### Written task
Format each line of the listing below as a JSON array of strings, one string per line. Leave out blank lines.

Element and coordinate records:
* START *

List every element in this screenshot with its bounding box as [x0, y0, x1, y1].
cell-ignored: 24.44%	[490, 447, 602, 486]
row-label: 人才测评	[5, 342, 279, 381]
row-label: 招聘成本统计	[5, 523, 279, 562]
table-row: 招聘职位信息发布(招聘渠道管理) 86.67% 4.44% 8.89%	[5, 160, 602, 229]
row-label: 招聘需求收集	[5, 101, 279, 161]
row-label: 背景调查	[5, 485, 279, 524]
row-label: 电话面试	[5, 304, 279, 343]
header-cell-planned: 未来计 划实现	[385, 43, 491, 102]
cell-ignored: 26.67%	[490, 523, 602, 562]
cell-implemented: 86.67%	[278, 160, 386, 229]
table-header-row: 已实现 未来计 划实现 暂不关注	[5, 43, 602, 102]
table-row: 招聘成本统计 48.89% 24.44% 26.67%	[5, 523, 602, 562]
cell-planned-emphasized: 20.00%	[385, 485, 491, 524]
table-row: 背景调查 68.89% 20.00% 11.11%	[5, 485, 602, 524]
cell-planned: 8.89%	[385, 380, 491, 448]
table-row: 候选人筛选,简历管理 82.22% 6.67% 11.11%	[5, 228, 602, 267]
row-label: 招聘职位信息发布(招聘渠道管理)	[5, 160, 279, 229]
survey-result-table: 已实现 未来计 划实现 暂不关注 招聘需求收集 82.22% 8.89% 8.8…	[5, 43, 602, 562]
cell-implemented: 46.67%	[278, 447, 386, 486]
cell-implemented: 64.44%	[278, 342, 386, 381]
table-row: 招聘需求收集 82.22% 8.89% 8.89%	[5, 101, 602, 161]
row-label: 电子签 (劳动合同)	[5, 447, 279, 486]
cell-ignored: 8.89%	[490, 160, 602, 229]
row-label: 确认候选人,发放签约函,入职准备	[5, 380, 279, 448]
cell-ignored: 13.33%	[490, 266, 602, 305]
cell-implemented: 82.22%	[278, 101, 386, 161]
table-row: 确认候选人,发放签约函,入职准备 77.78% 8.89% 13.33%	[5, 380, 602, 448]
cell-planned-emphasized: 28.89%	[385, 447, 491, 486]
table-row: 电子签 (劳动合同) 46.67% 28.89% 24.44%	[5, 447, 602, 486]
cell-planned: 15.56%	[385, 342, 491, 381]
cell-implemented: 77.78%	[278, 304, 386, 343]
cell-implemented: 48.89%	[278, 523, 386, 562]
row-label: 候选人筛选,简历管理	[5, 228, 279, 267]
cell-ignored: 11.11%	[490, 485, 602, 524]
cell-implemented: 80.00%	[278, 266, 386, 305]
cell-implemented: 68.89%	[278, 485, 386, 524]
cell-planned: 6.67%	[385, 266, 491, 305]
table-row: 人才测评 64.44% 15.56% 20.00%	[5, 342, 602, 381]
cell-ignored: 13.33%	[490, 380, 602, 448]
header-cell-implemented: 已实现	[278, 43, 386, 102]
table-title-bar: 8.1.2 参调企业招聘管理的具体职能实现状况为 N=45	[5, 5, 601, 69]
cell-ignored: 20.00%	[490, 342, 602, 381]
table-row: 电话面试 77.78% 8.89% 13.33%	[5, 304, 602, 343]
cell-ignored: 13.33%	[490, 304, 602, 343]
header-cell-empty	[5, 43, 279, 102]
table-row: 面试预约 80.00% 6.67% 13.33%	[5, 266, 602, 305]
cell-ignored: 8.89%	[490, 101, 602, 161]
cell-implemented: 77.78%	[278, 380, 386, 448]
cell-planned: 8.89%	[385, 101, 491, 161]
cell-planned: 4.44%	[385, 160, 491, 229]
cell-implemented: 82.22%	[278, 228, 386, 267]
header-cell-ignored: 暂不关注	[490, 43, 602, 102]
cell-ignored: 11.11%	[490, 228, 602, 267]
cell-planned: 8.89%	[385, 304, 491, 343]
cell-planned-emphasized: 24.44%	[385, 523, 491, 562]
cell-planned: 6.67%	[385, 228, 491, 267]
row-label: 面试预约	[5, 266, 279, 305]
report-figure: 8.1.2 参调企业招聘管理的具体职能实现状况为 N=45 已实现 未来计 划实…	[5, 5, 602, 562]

* END *

### Result of the task
[
  "List every element in this screenshot with its bounding box as [x0, y0, x1, y1].",
  "cell-ignored: 24.44%\t[490, 447, 602, 486]",
  "row-label: 人才测评\t[5, 342, 279, 381]",
  "row-label: 招聘成本统计\t[5, 523, 279, 562]",
  "table-row: 招聘职位信息发布(招聘渠道管理) 86.67% 4.44% 8.89%\t[5, 160, 602, 229]",
  "row-label: 招聘需求收集\t[5, 101, 279, 161]",
  "row-label: 背景调查\t[5, 485, 279, 524]",
  "row-label: 电话面试\t[5, 304, 279, 343]",
  "header-cell-planned: 未来计 划实现\t[385, 43, 491, 102]",
  "cell-ignored: 26.67%\t[490, 523, 602, 562]",
  "cell-implemented: 86.67%\t[278, 160, 386, 229]",
  "table-header-row: 已实现 未来计 划实现 暂不关注\t[5, 43, 602, 102]",
  "table-row: 招聘成本统计 48.89% 24.44% 26.67%\t[5, 523, 602, 562]",
  "cell-planned-emphasized: 20.00%\t[385, 485, 491, 524]",
  "table-row: 背景调查 68.89% 20.00% 11.11%\t[5, 485, 602, 524]",
  "cell-planned: 8.89%\t[385, 380, 491, 448]",
  "table-row: 候选人筛选,简历管理 82.22% 6.67% 11.11%\t[5, 228, 602, 267]",
  "row-label: 招聘职位信息发布(招聘渠道管理)\t[5, 160, 279, 229]",
  "survey-result-table: 已实现 未来计 划实现 暂不关注 招聘需求收集 82.22% 8.89% 8.8…\t[5, 43, 602, 562]",
  "cell-implemented: 46.67%\t[278, 447, 386, 486]",
  "cell-implemented: 64.44%\t[278, 342, 386, 381]",
  "table-row: 招聘需求收集 82.22% 8.89% 8.89%\t[5, 101, 602, 161]",
  "row-label: 电子签 (劳动合同)\t[5, 447, 279, 486]",
  "cell-ignored: 8.89%\t[490, 160, 602, 229]",
  "row-label: 确认候选人,发放签约函,入职准备\t[5, 380, 279, 448]",
  "cell-ignored: 13.33%\t[490, 266, 602, 305]",
  "cell-implemented: 82.22%\t[278, 101, 386, 161]",
  "table-row: 确认候选人,发放签约函,入职准备 77.78% 8.89% 13.33%\t[5, 380, 602, 448]",
  "cell-planned-emphasized: 28.89%\t[385, 447, 491, 486]",
  "table-row: 电子签 (劳动合同) 46.67% 28.89% 24.44%\t[5, 447, 602, 486]",
  "cell-planned: 15.56%\t[385, 342, 491, 381]",
  "cell-implemented: 77.78%\t[278, 304, 386, 343]",
  "cell-implemented: 48.89%\t[278, 523, 386, 562]",
  "row-label: 候选人筛选,简历管理\t[5, 228, 279, 267]",
  "cell-ignored: 11.11%\t[490, 485, 602, 524]",
  "cell-implemented: 80.00%\t[278, 266, 386, 305]",
  "cell-implemented: 68.89%\t[278, 485, 386, 524]",
  "cell-planned: 6.67%\t[385, 266, 491, 305]",
  "table-row: 人才测评 64.44% 15.56% 20.00%\t[5, 342, 602, 381]",
  "cell-ignored: 13.33%\t[490, 380, 602, 448]",
  "header-cell-implemented: 已实现\t[278, 43, 386, 102]",
  "table-title-bar: 8.1.2 参调企业招聘管理的具体职能实现状况为 N=45\t[5, 5, 601, 69]",
  "cell-ignored: 20.00%\t[490, 342, 602, 381]",
  "table-row: 电话面试 77.78% 8.89% 13.33%\t[5, 304, 602, 343]",
  "cell-ignored: 13.33%\t[490, 304, 602, 343]",
  "header-cell-empty\t[5, 43, 279, 102]",
  "table-row: 面试预约 80.00% 6.67% 13.33%\t[5, 266, 602, 305]",
  "cell-ignored: 8.89%\t[490, 101, 602, 161]",
  "cell-implemented: 77.78%\t[278, 380, 386, 448]",
  "cell-planned: 8.89%\t[385, 101, 491, 161]",
  "cell-planned: 4.44%\t[385, 160, 491, 229]",
  "cell-implemented: 82.22%\t[278, 228, 386, 267]",
  "header-cell-ignored: 暂不关注\t[490, 43, 602, 102]",
  "cell-ignored: 11.11%\t[490, 228, 602, 267]",
  "cell-planned: 8.89%\t[385, 304, 491, 343]",
  "cell-planned-emphasized: 24.44%\t[385, 523, 491, 562]",
  "cell-planned: 6.67%\t[385, 228, 491, 267]",
  "row-label: 面试预约\t[5, 266, 279, 305]",
  "report-figure: 8.1.2 参调企业招聘管理的具体职能实现状况为 N=45 已实现 未来计 划实…\t[5, 5, 602, 562]"
]